Your goal :: Answer with one number only: the number of lines that include the word "Consumo".

Records that describe figures ::

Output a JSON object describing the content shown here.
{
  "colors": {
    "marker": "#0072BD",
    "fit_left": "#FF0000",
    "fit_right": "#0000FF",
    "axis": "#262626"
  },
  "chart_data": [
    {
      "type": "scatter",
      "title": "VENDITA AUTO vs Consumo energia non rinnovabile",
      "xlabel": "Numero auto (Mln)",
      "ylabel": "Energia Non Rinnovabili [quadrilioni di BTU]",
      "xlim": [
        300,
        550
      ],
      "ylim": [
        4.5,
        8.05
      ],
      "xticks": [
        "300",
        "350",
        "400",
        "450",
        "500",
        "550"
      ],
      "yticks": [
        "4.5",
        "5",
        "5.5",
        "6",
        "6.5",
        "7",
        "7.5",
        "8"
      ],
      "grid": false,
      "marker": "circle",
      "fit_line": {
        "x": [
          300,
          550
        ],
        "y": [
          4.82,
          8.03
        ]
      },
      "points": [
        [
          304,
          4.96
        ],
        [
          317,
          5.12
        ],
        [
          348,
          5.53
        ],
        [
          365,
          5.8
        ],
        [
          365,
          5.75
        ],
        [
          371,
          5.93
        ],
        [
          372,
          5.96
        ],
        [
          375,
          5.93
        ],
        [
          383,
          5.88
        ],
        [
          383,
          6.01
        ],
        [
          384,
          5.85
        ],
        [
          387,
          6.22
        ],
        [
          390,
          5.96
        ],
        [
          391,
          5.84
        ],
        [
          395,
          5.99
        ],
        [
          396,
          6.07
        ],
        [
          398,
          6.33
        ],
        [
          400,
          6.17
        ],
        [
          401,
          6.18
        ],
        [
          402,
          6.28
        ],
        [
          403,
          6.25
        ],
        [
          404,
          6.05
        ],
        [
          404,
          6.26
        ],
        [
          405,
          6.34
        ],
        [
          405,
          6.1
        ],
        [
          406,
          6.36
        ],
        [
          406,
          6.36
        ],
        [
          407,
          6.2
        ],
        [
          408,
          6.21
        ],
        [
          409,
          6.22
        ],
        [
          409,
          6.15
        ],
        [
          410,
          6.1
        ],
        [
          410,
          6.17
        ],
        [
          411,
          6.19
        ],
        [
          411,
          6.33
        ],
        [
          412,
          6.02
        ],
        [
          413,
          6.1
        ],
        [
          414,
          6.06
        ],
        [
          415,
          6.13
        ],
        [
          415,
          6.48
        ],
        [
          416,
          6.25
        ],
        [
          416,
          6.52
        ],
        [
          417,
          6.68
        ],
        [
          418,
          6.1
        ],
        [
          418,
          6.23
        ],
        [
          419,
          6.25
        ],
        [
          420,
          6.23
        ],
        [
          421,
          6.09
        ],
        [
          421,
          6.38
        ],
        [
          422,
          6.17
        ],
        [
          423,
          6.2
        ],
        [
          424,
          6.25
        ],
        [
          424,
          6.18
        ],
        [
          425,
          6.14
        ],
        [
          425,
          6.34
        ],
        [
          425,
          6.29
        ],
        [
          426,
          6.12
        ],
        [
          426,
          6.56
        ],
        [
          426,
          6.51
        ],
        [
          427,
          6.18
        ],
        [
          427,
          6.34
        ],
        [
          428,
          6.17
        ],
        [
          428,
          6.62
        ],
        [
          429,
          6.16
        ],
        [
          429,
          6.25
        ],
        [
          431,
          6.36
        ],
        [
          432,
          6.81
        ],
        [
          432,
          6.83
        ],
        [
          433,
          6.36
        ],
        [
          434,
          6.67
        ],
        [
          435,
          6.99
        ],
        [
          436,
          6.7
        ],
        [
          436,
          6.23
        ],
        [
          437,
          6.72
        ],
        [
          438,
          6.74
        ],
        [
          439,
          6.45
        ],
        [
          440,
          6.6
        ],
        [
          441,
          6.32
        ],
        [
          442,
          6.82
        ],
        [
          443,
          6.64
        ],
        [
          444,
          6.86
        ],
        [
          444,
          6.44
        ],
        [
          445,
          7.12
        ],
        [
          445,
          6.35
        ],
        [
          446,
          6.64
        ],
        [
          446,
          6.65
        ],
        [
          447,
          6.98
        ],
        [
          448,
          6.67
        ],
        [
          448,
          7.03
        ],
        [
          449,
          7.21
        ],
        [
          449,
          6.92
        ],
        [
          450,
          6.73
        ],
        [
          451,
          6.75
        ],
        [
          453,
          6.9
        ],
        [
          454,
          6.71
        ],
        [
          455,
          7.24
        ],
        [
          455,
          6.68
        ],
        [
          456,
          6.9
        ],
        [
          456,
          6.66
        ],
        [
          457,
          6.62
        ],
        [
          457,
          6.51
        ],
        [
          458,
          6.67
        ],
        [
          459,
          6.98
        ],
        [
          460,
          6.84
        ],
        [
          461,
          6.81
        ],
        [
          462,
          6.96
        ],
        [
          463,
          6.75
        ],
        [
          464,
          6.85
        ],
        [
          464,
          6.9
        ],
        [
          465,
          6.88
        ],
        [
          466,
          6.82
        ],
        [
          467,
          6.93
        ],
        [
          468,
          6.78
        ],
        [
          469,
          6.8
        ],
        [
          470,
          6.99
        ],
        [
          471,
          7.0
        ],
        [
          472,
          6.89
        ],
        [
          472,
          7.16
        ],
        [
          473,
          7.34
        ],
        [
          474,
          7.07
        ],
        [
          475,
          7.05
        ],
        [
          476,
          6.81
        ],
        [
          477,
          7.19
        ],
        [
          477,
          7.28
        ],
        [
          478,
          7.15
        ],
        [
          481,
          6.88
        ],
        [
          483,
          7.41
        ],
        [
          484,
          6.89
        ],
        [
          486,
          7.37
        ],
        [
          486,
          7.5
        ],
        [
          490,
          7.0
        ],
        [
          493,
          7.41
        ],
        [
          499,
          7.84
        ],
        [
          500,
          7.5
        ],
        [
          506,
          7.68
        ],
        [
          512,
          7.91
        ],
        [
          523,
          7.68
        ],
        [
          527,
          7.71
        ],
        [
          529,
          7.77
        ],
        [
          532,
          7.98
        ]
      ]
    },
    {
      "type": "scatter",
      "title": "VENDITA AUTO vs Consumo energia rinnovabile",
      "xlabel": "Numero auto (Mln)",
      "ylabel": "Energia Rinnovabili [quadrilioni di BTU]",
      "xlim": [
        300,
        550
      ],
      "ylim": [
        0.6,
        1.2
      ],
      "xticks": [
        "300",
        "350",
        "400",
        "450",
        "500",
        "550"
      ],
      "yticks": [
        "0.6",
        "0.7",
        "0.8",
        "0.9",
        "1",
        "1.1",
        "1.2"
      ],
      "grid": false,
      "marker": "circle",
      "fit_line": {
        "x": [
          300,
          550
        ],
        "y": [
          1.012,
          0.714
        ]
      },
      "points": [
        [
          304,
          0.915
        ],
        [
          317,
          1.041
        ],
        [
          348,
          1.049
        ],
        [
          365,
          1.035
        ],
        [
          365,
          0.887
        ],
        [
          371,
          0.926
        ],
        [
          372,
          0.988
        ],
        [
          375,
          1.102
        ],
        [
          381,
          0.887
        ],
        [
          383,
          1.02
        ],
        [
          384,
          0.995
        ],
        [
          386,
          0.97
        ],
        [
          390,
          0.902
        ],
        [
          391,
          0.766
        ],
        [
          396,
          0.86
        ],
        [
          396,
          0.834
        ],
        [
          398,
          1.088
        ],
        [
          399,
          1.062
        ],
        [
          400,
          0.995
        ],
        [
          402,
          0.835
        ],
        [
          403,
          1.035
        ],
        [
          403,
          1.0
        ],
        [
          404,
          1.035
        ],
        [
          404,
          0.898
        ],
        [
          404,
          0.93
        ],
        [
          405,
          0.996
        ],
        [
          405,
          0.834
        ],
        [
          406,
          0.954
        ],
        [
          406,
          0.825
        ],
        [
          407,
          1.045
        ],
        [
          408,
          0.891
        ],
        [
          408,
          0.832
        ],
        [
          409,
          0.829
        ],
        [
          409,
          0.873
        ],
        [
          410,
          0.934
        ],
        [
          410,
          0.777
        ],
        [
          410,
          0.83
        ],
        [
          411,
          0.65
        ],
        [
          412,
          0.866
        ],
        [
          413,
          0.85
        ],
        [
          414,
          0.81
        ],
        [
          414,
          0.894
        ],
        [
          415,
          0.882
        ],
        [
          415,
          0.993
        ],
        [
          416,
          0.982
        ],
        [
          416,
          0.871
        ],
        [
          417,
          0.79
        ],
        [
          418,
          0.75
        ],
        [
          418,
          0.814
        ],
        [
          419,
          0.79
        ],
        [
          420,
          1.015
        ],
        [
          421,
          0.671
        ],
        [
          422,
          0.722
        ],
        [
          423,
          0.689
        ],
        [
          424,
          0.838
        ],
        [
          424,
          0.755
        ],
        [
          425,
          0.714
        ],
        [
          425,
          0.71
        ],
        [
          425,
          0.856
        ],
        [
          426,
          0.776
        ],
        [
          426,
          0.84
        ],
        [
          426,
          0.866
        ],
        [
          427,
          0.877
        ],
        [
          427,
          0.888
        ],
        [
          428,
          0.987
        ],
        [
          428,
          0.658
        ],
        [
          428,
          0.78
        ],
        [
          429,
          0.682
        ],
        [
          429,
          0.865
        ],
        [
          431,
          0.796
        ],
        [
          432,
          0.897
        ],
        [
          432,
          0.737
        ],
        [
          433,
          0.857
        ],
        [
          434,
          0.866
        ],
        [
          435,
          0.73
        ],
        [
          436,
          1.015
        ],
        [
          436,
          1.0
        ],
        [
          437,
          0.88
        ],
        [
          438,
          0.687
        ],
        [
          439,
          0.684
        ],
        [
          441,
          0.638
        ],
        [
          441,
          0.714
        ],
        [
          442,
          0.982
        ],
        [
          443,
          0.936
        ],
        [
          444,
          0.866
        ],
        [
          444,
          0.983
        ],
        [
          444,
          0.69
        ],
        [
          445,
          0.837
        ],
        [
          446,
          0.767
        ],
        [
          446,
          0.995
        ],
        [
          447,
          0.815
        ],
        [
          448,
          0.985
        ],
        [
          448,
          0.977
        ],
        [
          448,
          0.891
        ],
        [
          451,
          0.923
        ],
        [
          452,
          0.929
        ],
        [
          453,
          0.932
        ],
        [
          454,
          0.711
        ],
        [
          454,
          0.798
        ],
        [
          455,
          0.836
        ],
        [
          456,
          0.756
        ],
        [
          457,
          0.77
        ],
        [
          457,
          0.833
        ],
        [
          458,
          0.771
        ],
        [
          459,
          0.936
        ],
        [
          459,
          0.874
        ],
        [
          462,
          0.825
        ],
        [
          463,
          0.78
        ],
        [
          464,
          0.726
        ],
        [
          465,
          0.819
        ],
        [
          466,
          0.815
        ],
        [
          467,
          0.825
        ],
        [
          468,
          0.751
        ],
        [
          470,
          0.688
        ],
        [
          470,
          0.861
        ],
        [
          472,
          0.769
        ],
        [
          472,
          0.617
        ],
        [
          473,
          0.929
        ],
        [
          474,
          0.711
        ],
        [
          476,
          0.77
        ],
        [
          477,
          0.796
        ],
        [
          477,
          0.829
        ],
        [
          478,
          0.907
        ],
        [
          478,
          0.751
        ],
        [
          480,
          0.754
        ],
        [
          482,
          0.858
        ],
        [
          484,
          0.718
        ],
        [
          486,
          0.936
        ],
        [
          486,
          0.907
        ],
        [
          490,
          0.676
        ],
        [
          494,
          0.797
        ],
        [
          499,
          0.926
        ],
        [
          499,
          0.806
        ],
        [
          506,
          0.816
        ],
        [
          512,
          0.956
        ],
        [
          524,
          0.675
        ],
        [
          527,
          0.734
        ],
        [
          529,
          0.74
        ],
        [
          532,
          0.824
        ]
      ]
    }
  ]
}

Written response :: 2